--- start ---

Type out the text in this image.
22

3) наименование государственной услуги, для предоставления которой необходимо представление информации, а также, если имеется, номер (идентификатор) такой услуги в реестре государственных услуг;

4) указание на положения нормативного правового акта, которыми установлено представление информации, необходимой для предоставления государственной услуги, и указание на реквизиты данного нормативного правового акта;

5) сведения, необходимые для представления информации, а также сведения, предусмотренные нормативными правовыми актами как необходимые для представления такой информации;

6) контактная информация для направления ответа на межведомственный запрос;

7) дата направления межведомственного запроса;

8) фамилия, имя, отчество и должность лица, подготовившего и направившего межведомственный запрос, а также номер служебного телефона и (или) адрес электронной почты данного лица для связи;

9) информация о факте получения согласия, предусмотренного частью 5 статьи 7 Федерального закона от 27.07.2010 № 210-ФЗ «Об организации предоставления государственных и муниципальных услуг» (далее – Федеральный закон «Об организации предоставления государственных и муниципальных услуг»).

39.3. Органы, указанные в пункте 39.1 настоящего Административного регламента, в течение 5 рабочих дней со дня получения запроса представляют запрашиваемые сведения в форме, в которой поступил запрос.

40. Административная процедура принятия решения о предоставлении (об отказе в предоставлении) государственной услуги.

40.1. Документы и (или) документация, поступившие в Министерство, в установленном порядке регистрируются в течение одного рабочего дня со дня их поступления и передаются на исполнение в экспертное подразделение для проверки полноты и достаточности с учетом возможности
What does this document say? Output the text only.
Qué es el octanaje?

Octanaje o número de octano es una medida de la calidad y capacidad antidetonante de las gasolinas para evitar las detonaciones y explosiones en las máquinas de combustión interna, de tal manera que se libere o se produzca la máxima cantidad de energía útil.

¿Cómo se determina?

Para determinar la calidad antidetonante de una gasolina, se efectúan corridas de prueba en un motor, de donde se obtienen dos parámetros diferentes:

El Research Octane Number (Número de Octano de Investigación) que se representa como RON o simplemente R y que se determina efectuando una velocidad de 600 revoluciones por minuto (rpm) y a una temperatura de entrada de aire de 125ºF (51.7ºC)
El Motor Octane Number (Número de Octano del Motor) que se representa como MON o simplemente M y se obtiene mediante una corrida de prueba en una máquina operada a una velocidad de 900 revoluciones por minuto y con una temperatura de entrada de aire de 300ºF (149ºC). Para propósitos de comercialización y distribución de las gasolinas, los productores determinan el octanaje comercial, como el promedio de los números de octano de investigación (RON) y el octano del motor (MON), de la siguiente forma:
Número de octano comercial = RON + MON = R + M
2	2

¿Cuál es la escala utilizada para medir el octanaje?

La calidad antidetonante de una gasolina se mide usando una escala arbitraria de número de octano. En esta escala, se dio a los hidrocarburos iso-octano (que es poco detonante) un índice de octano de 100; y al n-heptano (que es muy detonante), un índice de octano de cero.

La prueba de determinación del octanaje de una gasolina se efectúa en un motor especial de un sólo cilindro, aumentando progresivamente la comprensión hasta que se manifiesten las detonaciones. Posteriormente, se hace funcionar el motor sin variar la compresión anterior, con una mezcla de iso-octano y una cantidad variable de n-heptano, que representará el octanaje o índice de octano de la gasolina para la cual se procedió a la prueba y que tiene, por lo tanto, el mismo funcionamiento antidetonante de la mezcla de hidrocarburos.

--- end ---

## Request
Write the entire listing out again, word for word.

## The solution
Type out the text in this image.
22

3) наименование государственной услуги, для предоставления которой необходимо представление информации, а также, если имеется, номер (идентификатор) такой услуги в реестре государственных услуг;

4) указание на положения нормативного правового акта, которыми установлено представление информации, необходимой для предоставления государственной услуги, и указание на реквизиты данного нормативного правового акта;

5) сведения, необходимые для представления информации, а также сведения, предусмотренные нормативными правовыми актами как необходимые для представления такой информации;

6) контактная информация для направления ответа на межведомственный запрос;

7) дата направления межведомственного запроса;

8) фамилия, имя, отчество и должность лица, подготовившего и направившего межведомственный запрос, а также номер служебного телефона и (или) адрес электронной почты данного лица для связи;

9) информация о факте получения согласия, предусмотренного частью 5 статьи 7 Федерального закона от 27.07.2010 № 210-ФЗ «Об организации предоставления государственных и муниципальных услуг» (далее – Федеральный закон «Об организации предоставления государственных и муниципальных услуг»).

39.3. Органы, указанные в пункте 39.1 настоящего Административного регламента, в течение 5 рабочих дней со дня получения запроса представляют запрашиваемые сведения в форме, в которой поступил запрос.

40. Административная процедура принятия решения о предоставлении (об отказе в предоставлении) государственной услуги.

40.1. Документы и (или) документация, поступившие в Министерство, в установленном порядке регистрируются в течение одного рабочего дня со дня их поступления и передаются на исполнение в экспертное подразделение для проверки полноты и достаточности с учетом возможности
What does this document say? Output the text only.
Qué es el octanaje?

Octanaje o número de octano es una medida de la calidad y capacidad antidetonante de las gasolinas para evitar las detonaciones y explosiones en las máquinas de combustión interna, de tal manera que se libere o se produzca la máxima cantidad de energía útil.

¿Cómo se determina?

Para determinar la calidad antidetonante de una gasolina, se efectúan corridas de prueba en un motor, de donde se obtienen dos parámetros diferentes:

El Research Octane Number (Número de Octano de Investigación) que se representa como RON o simplemente R y que se determina efectuando una velocidad de 600 revoluciones por minuto (rpm) y a una temperatura de entrada de aire de 125ºF (51.7ºC)
El Motor Octane Number (Número de Octano del Motor) que se representa como MON o simplemente M y se obtiene mediante una corrida de prueba en una máquina operada a una velocidad de 900 revoluciones por minuto y con una temperatura de entrada de aire de 300ºF (149ºC). Para propósitos de comercialización y distribución de las gasolinas, los productores determinan el octanaje comercial, como el promedio de los números de octano de investigación (RON) y el octano del motor (MON), de la siguiente forma:
Número de octano comercial = RON + MON = R + M
2	2

¿Cuál es la escala utilizada para medir el octanaje?

La calidad antidetonante de una gasolina se mide usando una escala arbitraria de número de octano. En esta escala, se dio a los hidrocarburos iso-octano (que es poco detonante) un índice de octano de 100; y al n-heptano (que es muy detonante), un índice de octano de cero.

La prueba de determinación del octanaje de una gasolina se efectúa en un motor especial de un sólo cilindro, aumentando progresivamente la comprensión hasta que se manifiesten las detonaciones. Posteriormente, se hace funcionar el motor sin variar la compresión anterior, con una mezcla de iso-octano y una cantidad variable de n-heptano, que representará el octanaje o índice de octano de la gasolina para la cual se procedió a la prueba y que tiene, por lo tanto, el mismo funcionamiento antidetonante de la mezcla de hidrocarburos.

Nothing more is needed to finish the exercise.